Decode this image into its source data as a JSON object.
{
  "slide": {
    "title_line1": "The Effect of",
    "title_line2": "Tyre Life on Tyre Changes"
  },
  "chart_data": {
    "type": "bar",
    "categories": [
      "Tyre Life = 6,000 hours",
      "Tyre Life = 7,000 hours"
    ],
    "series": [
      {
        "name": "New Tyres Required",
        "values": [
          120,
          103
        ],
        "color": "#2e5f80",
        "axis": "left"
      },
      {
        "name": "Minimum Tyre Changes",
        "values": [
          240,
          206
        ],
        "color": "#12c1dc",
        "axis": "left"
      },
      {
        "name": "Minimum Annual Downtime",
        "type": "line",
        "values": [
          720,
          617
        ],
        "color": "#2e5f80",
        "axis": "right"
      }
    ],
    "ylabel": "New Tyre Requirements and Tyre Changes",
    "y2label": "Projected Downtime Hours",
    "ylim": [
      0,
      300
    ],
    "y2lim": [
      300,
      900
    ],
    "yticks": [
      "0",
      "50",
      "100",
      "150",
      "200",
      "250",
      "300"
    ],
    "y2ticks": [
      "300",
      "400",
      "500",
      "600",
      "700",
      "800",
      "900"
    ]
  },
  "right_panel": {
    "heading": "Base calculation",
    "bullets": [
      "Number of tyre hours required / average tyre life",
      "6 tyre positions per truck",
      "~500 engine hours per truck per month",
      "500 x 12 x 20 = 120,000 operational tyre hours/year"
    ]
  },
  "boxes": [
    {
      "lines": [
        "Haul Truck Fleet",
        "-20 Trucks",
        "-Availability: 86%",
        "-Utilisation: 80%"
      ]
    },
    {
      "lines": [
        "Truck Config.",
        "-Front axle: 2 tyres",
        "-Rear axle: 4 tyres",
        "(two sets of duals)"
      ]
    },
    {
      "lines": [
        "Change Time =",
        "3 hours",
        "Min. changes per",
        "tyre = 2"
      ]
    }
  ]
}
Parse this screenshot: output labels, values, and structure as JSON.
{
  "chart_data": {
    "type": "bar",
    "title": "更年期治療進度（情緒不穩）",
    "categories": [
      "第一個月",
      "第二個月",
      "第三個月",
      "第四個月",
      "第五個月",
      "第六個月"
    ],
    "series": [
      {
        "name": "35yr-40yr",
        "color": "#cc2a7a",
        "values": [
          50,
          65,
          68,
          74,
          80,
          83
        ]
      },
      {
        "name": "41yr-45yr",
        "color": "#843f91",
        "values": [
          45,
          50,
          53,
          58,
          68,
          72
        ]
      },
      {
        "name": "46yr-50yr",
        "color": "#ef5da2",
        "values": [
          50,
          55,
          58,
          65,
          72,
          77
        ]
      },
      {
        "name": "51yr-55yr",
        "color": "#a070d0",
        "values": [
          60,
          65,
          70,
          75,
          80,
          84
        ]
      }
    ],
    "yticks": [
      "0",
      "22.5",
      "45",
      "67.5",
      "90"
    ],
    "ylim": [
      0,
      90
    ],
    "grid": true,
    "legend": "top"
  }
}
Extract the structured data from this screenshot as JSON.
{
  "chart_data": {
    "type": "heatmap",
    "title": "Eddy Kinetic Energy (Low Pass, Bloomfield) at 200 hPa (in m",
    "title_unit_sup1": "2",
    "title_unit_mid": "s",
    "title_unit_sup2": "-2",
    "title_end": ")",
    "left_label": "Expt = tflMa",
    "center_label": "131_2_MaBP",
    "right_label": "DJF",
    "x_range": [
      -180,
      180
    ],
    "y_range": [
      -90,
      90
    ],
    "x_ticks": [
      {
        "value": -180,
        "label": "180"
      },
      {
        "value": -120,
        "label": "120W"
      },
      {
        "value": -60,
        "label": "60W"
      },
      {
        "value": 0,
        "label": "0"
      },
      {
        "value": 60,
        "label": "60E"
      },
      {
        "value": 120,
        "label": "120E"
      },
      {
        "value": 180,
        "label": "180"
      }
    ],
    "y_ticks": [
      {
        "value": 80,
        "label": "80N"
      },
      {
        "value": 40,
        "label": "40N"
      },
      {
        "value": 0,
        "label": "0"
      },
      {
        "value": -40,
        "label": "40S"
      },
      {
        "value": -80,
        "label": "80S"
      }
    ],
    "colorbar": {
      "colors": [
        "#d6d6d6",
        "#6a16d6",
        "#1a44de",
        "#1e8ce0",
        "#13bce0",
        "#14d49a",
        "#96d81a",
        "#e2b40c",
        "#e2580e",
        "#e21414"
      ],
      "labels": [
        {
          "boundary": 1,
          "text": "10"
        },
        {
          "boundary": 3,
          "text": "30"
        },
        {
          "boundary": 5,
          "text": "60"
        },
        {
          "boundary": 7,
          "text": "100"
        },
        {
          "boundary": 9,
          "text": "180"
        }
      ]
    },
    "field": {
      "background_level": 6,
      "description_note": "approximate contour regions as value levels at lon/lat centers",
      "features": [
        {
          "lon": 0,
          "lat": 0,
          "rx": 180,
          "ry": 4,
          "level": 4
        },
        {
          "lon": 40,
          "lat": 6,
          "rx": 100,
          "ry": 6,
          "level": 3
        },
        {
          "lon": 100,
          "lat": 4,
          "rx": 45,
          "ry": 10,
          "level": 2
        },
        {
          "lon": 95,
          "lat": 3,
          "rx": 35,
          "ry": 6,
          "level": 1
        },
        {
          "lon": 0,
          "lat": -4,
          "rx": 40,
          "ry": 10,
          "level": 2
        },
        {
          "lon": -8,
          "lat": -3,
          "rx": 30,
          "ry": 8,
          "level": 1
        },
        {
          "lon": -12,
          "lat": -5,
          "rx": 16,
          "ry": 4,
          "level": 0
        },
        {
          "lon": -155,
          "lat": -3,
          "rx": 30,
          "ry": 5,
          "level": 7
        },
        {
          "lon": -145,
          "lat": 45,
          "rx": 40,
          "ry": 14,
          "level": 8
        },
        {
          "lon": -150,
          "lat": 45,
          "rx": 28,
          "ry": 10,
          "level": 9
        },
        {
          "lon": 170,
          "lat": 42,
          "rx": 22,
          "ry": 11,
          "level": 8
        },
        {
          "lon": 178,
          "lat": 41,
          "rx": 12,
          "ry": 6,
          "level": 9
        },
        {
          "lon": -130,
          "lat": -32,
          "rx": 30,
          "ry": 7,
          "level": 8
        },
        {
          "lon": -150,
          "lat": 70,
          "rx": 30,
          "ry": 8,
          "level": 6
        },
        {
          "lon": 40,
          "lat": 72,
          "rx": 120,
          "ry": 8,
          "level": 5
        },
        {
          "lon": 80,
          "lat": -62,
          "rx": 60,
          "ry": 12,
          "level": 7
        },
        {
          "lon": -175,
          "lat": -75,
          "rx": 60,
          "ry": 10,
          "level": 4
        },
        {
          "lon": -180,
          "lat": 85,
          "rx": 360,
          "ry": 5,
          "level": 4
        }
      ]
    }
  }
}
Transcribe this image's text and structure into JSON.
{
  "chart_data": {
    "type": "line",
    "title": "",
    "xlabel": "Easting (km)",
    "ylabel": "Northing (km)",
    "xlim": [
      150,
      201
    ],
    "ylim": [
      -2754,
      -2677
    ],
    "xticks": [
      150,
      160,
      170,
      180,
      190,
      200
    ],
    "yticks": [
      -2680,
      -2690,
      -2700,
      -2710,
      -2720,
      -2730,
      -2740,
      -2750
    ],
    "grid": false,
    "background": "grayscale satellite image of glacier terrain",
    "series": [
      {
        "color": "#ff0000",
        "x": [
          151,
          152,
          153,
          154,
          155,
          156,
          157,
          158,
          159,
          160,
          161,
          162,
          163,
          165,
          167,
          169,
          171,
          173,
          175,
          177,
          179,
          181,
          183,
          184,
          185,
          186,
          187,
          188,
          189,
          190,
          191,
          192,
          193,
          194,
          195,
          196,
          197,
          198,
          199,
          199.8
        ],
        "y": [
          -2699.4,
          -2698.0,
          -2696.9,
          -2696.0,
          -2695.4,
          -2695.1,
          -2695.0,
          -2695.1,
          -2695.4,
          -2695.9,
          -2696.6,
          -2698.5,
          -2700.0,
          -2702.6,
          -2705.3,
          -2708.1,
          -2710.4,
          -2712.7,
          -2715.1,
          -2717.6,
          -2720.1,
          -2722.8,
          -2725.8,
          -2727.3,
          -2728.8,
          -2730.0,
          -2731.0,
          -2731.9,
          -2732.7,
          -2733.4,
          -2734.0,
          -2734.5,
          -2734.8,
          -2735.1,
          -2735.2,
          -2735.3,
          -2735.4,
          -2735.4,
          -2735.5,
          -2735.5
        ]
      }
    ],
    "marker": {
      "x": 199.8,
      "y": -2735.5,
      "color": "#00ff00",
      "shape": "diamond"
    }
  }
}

++++

Leave out every line without the string "Minimum" and copy the rest.

        "name": "Minimum Tyre Changes",
        "name": "Minimum Annual Downtime",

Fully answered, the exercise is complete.